** Begin DATA FOR PROCESSING **
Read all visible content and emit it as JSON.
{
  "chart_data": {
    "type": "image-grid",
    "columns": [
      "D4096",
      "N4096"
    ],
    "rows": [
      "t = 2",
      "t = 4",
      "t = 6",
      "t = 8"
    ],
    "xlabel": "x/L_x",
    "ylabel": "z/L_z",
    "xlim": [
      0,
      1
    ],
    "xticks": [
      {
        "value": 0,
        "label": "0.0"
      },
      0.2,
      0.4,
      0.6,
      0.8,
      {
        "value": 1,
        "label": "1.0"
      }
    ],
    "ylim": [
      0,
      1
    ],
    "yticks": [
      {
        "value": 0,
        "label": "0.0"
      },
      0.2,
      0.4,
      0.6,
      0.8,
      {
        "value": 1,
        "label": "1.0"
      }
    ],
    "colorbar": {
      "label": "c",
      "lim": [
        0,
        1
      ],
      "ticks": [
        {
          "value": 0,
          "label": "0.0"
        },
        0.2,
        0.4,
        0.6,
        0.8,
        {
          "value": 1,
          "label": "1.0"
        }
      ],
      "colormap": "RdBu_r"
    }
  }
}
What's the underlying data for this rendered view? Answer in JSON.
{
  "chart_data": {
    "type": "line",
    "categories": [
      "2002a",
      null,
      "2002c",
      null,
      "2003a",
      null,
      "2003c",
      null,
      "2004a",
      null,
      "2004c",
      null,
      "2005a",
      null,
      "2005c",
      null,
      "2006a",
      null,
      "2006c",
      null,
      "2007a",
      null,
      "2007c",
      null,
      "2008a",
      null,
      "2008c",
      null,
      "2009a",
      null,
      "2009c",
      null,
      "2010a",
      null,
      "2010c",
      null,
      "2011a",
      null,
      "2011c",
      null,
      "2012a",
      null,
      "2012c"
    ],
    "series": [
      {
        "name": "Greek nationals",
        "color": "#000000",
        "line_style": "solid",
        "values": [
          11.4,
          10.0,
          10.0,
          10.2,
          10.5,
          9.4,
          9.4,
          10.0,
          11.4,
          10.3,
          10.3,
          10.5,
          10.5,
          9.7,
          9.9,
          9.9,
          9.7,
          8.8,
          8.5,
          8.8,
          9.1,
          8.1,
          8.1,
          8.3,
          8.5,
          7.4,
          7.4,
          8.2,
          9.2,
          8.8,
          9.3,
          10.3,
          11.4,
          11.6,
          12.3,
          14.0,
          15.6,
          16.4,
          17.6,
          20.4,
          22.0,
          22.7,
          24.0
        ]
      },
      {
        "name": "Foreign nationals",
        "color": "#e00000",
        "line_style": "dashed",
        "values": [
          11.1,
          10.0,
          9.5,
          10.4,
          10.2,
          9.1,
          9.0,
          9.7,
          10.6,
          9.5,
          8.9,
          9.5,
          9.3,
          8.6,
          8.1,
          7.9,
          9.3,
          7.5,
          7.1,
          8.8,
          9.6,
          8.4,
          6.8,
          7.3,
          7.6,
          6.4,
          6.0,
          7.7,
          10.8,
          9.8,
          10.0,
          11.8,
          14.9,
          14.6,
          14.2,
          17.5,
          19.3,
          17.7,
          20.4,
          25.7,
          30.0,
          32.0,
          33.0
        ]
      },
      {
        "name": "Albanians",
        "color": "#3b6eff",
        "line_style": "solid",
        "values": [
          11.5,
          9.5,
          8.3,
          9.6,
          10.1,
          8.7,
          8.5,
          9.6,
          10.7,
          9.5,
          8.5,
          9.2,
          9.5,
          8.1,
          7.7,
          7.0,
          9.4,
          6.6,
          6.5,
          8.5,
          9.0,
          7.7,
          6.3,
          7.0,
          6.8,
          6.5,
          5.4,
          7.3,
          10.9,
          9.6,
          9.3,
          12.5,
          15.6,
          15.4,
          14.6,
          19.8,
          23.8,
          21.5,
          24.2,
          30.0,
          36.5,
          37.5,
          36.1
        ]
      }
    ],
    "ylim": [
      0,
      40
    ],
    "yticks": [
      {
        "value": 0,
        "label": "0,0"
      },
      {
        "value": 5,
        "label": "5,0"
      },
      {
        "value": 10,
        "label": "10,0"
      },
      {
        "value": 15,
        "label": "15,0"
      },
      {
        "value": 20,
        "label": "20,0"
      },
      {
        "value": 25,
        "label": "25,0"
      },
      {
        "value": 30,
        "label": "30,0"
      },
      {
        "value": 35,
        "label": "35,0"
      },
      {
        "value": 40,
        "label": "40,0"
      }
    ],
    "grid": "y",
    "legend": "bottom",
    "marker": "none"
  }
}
** End DATA FOR PROCESSING **
WHAT THIS TASK INVOLVES — Retype the listing. Match it exactly.

THE RESPONSE —
Read all visible content and emit it as JSON.
{
  "chart_data": {
    "type": "image-grid",
    "columns": [
      "D4096",
      "N4096"
    ],
    "rows": [
      "t = 2",
      "t = 4",
      "t = 6",
      "t = 8"
    ],
    "xlabel": "x/L_x",
    "ylabel": "z/L_z",
    "xlim": [
      0,
      1
    ],
    "xticks": [
      {
        "value": 0,
        "label": "0.0"
      },
      0.2,
      0.4,
      0.6,
      0.8,
      {
        "value": 1,
        "label": "1.0"
      }
    ],
    "ylim": [
      0,
      1
    ],
    "yticks": [
      {
        "value": 0,
        "label": "0.0"
      },
      0.2,
      0.4,
      0.6,
      0.8,
      {
        "value": 1,
        "label": "1.0"
      }
    ],
    "colorbar": {
      "label": "c",
      "lim": [
        0,
        1
      ],
      "ticks": [
        {
          "value": 0,
          "label": "0.0"
        },
        0.2,
        0.4,
        0.6,
        0.8,
        {
          "value": 1,
          "label": "1.0"
        }
      ],
      "colormap": "RdBu_r"
    }
  }
}
What's the underlying data for this rendered view? Answer in JSON.
{
  "chart_data": {
    "type": "line",
    "categories": [
      "2002a",
      null,
      "2002c",
      null,
      "2003a",
      null,
      "2003c",
      null,
      "2004a",
      null,
      "2004c",
      null,
      "2005a",
      null,
      "2005c",
      null,
      "2006a",
      null,
      "2006c",
      null,
      "2007a",
      null,
      "2007c",
      null,
      "2008a",
      null,
      "2008c",
      null,
      "2009a",
      null,
      "2009c",
      null,
      "2010a",
      null,
      "2010c",
      null,
      "2011a",
      null,
      "2011c",
      null,
      "2012a",
      null,
      "2012c"
    ],
    "series": [
      {
        "name": "Greek nationals",
        "color": "#000000",
        "line_style": "solid",
        "values": [
          11.4,
          10.0,
          10.0,
          10.2,
          10.5,
          9.4,
          9.4,
          10.0,
          11.4,
          10.3,
          10.3,
          10.5,
          10.5,
          9.7,
          9.9,
          9.9,
          9.7,
          8.8,
          8.5,
          8.8,
          9.1,
          8.1,
          8.1,
          8.3,
          8.5,
          7.4,
          7.4,
          8.2,
          9.2,
          8.8,
          9.3,
          10.3,
          11.4,
          11.6,
          12.3,
          14.0,
          15.6,
          16.4,
          17.6,
          20.4,
          22.0,
          22.7,
          24.0
        ]
      },
      {
        "name": "Foreign nationals",
        "color": "#e00000",
        "line_style": "dashed",
        "values": [
          11.1,
          10.0,
          9.5,
          10.4,
          10.2,
          9.1,
          9.0,
          9.7,
          10.6,
          9.5,
          8.9,
          9.5,
          9.3,
          8.6,
          8.1,
          7.9,
          9.3,
          7.5,
          7.1,
          8.8,
          9.6,
          8.4,
          6.8,
          7.3,
          7.6,
          6.4,
          6.0,
          7.7,
          10.8,
          9.8,
          10.0,
          11.8,
          14.9,
          14.6,
          14.2,
          17.5,
          19.3,
          17.7,
          20.4,
          25.7,
          30.0,
          32.0,
          33.0
        ]
      },
      {
        "name": "Albanians",
        "color": "#3b6eff",
        "line_style": "solid",
        "values": [
          11.5,
          9.5,
          8.3,
          9.6,
          10.1,
          8.7,
          8.5,
          9.6,
          10.7,
          9.5,
          8.5,
          9.2,
          9.5,
          8.1,
          7.7,
          7.0,
          9.4,
          6.6,
          6.5,
          8.5,
          9.0,
          7.7,
          6.3,
          7.0,
          6.8,
          6.5,
          5.4,
          7.3,
          10.9,
          9.6,
          9.3,
          12.5,
          15.6,
          15.4,
          14.6,
          19.8,
          23.8,
          21.5,
          24.2,
          30.0,
          36.5,
          37.5,
          36.1
        ]
      }
    ],
    "ylim": [
      0,
      40
    ],
    "yticks": [
      {
        "value": 0,
        "label": "0,0"
      },
      {
        "value": 5,
        "label": "5,0"
      },
      {
        "value": 10,
        "label": "10,0"
      },
      {
        "value": 15,
        "label": "15,0"
      },
      {
        "value": 20,
        "label": "20,0"
      },
      {
        "value": 25,
        "label": "25,0"
      },
      {
        "value": 30,
        "label": "30,0"
      },
      {
        "value": 35,
        "label": "35,0"
      },
      {
        "value": 40,
        "label": "40,0"
      }
    ],
    "grid": "y",
    "legend": "bottom",
    "marker": "none"
  }
}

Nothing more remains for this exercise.